> _SET TASK_
Copy all the data exactly, except the pictures.

(Stored records)
────────────────────

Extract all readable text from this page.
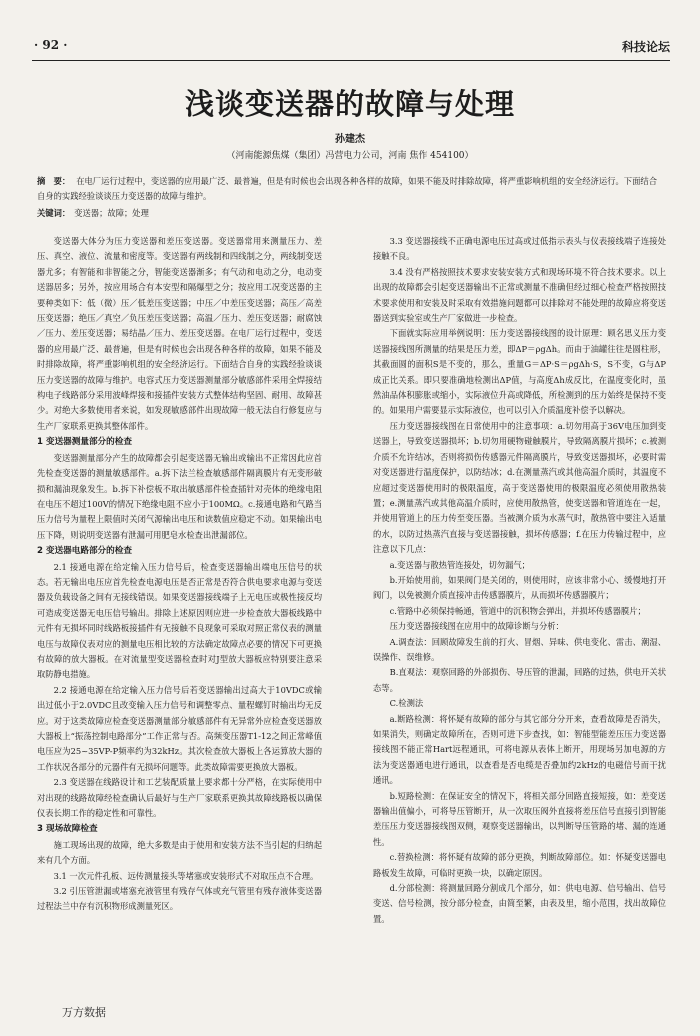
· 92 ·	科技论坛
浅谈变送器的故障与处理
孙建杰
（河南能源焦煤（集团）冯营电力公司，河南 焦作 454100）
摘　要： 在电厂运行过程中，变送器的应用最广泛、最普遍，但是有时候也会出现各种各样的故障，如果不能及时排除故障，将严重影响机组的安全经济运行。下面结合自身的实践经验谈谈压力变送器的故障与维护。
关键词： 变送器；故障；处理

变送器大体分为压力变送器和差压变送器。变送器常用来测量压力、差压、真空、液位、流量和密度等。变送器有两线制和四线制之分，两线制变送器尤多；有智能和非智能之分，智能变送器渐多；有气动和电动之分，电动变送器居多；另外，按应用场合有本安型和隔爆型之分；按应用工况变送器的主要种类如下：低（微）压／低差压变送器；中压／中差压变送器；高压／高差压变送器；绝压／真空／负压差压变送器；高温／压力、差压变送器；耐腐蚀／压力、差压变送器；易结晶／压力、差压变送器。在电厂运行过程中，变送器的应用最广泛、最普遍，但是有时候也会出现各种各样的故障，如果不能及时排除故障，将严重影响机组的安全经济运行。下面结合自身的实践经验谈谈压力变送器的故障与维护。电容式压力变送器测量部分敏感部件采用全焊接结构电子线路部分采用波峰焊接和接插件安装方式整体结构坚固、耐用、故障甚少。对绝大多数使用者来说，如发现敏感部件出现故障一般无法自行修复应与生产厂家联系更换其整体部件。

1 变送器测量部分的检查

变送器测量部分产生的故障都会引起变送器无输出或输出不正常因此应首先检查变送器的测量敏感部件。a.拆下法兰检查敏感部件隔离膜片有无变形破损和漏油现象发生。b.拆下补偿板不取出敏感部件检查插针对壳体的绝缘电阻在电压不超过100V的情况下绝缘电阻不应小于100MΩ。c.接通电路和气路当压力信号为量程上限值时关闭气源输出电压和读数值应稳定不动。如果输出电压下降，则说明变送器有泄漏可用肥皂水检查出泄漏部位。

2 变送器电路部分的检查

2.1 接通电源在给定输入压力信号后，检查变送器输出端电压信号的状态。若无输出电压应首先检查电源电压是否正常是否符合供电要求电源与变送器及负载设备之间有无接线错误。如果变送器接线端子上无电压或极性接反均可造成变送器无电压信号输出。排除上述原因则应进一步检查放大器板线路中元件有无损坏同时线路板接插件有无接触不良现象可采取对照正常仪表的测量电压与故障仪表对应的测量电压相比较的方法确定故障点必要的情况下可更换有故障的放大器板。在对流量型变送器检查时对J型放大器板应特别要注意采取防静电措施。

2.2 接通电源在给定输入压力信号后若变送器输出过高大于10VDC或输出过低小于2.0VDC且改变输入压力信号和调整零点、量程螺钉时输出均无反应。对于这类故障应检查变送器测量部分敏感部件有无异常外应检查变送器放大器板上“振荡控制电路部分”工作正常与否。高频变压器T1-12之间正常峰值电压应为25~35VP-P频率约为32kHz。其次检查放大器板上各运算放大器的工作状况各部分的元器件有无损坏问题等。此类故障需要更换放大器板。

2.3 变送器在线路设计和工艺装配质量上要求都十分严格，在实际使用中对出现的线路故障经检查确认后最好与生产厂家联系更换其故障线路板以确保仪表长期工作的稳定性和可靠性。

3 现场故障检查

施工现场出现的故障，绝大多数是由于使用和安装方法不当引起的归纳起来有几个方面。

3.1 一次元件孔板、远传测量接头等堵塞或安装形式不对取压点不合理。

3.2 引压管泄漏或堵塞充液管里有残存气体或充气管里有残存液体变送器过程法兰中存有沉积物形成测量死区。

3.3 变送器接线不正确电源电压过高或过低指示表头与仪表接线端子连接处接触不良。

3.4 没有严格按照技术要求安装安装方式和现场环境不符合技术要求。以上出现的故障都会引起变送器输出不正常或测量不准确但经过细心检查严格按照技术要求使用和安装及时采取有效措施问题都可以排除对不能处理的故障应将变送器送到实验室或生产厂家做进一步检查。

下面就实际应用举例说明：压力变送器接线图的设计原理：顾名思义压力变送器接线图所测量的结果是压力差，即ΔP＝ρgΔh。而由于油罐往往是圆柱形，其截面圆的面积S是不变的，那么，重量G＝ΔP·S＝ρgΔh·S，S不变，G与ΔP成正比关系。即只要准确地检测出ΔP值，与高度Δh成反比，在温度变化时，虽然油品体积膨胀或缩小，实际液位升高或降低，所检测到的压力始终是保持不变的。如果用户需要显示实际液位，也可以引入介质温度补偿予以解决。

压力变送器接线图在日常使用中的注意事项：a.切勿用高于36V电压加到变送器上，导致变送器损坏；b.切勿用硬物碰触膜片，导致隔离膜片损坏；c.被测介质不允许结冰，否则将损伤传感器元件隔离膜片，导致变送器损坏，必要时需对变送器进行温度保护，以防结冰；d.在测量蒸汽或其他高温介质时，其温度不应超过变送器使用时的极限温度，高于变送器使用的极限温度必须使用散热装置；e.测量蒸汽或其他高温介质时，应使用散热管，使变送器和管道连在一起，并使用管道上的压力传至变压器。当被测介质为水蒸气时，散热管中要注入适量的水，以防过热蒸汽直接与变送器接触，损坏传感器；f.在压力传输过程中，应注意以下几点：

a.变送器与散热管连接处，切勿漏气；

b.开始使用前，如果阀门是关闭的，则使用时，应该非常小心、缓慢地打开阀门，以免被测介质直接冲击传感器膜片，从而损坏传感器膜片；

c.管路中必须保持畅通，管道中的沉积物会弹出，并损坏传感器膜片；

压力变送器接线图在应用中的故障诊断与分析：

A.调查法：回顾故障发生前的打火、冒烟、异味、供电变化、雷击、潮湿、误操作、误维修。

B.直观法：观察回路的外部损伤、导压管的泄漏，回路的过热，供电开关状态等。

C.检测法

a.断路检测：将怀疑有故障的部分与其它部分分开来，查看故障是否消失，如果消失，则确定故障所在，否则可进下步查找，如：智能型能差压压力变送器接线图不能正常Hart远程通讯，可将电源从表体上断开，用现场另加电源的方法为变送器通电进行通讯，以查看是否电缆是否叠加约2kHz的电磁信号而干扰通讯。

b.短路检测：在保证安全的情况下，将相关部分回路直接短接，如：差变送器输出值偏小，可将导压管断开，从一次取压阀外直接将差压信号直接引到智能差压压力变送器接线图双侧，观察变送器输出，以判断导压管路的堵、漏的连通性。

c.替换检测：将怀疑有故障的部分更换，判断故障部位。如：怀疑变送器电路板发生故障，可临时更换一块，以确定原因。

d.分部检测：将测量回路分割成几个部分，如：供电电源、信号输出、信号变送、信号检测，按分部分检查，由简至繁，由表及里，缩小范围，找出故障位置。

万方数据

────────────────────

> _RESPONSE TO THE TASK_
Extract all readable text from this page.
· 92 ·	科技论坛
浅谈变送器的故障与处理
孙建杰
（河南能源焦煤（集团）冯营电力公司，河南 焦作 454100）
摘　要： 在电厂运行过程中，变送器的应用最广泛、最普遍，但是有时候也会出现各种各样的故障，如果不能及时排除故障，将严重影响机组的安全经济运行。下面结合自身的实践经验谈谈压力变送器的故障与维护。
关键词： 变送器；故障；处理

变送器大体分为压力变送器和差压变送器。变送器常用来测量压力、差压、真空、液位、流量和密度等。变送器有两线制和四线制之分，两线制变送器尤多；有智能和非智能之分，智能变送器渐多；有气动和电动之分，电动变送器居多；另外，按应用场合有本安型和隔爆型之分；按应用工况变送器的主要种类如下：低（微）压／低差压变送器；中压／中差压变送器；高压／高差压变送器；绝压／真空／负压差压变送器；高温／压力、差压变送器；耐腐蚀／压力、差压变送器；易结晶／压力、差压变送器。在电厂运行过程中，变送器的应用最广泛、最普遍，但是有时候也会出现各种各样的故障，如果不能及时排除故障，将严重影响机组的安全经济运行。下面结合自身的实践经验谈谈压力变送器的故障与维护。电容式压力变送器测量部分敏感部件采用全焊接结构电子线路部分采用波峰焊接和接插件安装方式整体结构坚固、耐用、故障甚少。对绝大多数使用者来说，如发现敏感部件出现故障一般无法自行修复应与生产厂家联系更换其整体部件。

1 变送器测量部分的检查

变送器测量部分产生的故障都会引起变送器无输出或输出不正常因此应首先检查变送器的测量敏感部件。a.拆下法兰检查敏感部件隔离膜片有无变形破损和漏油现象发生。b.拆下补偿板不取出敏感部件检查插针对壳体的绝缘电阻在电压不超过100V的情况下绝缘电阻不应小于100MΩ。c.接通电路和气路当压力信号为量程上限值时关闭气源输出电压和读数值应稳定不动。如果输出电压下降，则说明变送器有泄漏可用肥皂水检查出泄漏部位。

2 变送器电路部分的检查

2.1 接通电源在给定输入压力信号后，检查变送器输出端电压信号的状态。若无输出电压应首先检查电源电压是否正常是否符合供电要求电源与变送器及负载设备之间有无接线错误。如果变送器接线端子上无电压或极性接反均可造成变送器无电压信号输出。排除上述原因则应进一步检查放大器板线路中元件有无损坏同时线路板接插件有无接触不良现象可采取对照正常仪表的测量电压与故障仪表对应的测量电压相比较的方法确定故障点必要的情况下可更换有故障的放大器板。在对流量型变送器检查时对J型放大器板应特别要注意采取防静电措施。

2.2 接通电源在给定输入压力信号后若变送器输出过高大于10VDC或输出过低小于2.0VDC且改变输入压力信号和调整零点、量程螺钉时输出均无反应。对于这类故障应检查变送器测量部分敏感部件有无异常外应检查变送器放大器板上“振荡控制电路部分”工作正常与否。高频变压器T1-12之间正常峰值电压应为25~35VP-P频率约为32kHz。其次检查放大器板上各运算放大器的工作状况各部分的元器件有无损坏问题等。此类故障需要更换放大器板。

2.3 变送器在线路设计和工艺装配质量上要求都十分严格，在实际使用中对出现的线路故障经检查确认后最好与生产厂家联系更换其故障线路板以确保仪表长期工作的稳定性和可靠性。

3 现场故障检查

施工现场出现的故障，绝大多数是由于使用和安装方法不当引起的归纳起来有几个方面。

3.1 一次元件孔板、远传测量接头等堵塞或安装形式不对取压点不合理。

3.2 引压管泄漏或堵塞充液管里有残存气体或充气管里有残存液体变送器过程法兰中存有沉积物形成测量死区。

3.3 变送器接线不正确电源电压过高或过低指示表头与仪表接线端子连接处接触不良。

3.4 没有严格按照技术要求安装安装方式和现场环境不符合技术要求。以上出现的故障都会引起变送器输出不正常或测量不准确但经过细心检查严格按照技术要求使用和安装及时采取有效措施问题都可以排除对不能处理的故障应将变送器送到实验室或生产厂家做进一步检查。

下面就实际应用举例说明：压力变送器接线图的设计原理：顾名思义压力变送器接线图所测量的结果是压力差，即ΔP＝ρgΔh。而由于油罐往往是圆柱形，其截面圆的面积S是不变的，那么，重量G＝ΔP·S＝ρgΔh·S，S不变，G与ΔP成正比关系。即只要准确地检测出ΔP值，与高度Δh成反比，在温度变化时，虽然油品体积膨胀或缩小，实际液位升高或降低，所检测到的压力始终是保持不变的。如果用户需要显示实际液位，也可以引入介质温度补偿予以解决。

压力变送器接线图在日常使用中的注意事项：a.切勿用高于36V电压加到变送器上，导致变送器损坏；b.切勿用硬物碰触膜片，导致隔离膜片损坏；c.被测介质不允许结冰，否则将损伤传感器元件隔离膜片，导致变送器损坏，必要时需对变送器进行温度保护，以防结冰；d.在测量蒸汽或其他高温介质时，其温度不应超过变送器使用时的极限温度，高于变送器使用的极限温度必须使用散热装置；e.测量蒸汽或其他高温介质时，应使用散热管，使变送器和管道连在一起，并使用管道上的压力传至变压器。当被测介质为水蒸气时，散热管中要注入适量的水，以防过热蒸汽直接与变送器接触，损坏传感器；f.在压力传输过程中，应注意以下几点：

a.变送器与散热管连接处，切勿漏气；

b.开始使用前，如果阀门是关闭的，则使用时，应该非常小心、缓慢地打开阀门，以免被测介质直接冲击传感器膜片，从而损坏传感器膜片；

c.管路中必须保持畅通，管道中的沉积物会弹出，并损坏传感器膜片；

压力变送器接线图在应用中的故障诊断与分析：

A.调查法：回顾故障发生前的打火、冒烟、异味、供电变化、雷击、潮湿、误操作、误维修。

B.直观法：观察回路的外部损伤、导压管的泄漏，回路的过热，供电开关状态等。

C.检测法

a.断路检测：将怀疑有故障的部分与其它部分分开来，查看故障是否消失，如果消失，则确定故障所在，否则可进下步查找，如：智能型能差压压力变送器接线图不能正常Hart远程通讯，可将电源从表体上断开，用现场另加电源的方法为变送器通电进行通讯，以查看是否电缆是否叠加约2kHz的电磁信号而干扰通讯。

b.短路检测：在保证安全的情况下，将相关部分回路直接短接，如：差变送器输出值偏小，可将导压管断开，从一次取压阀外直接将差压信号直接引到智能差压压力变送器接线图双侧，观察变送器输出，以判断导压管路的堵、漏的连通性。

c.替换检测：将怀疑有故障的部分更换，判断故障部位。如：怀疑变送器电路板发生故障，可临时更换一块，以确定原因。

d.分部检测：将测量回路分割成几个部分，如：供电电源、信号输出、信号变送、信号检测，按分部分检查，由简至繁，由表及里，缩小范围，找出故障位置。

万方数据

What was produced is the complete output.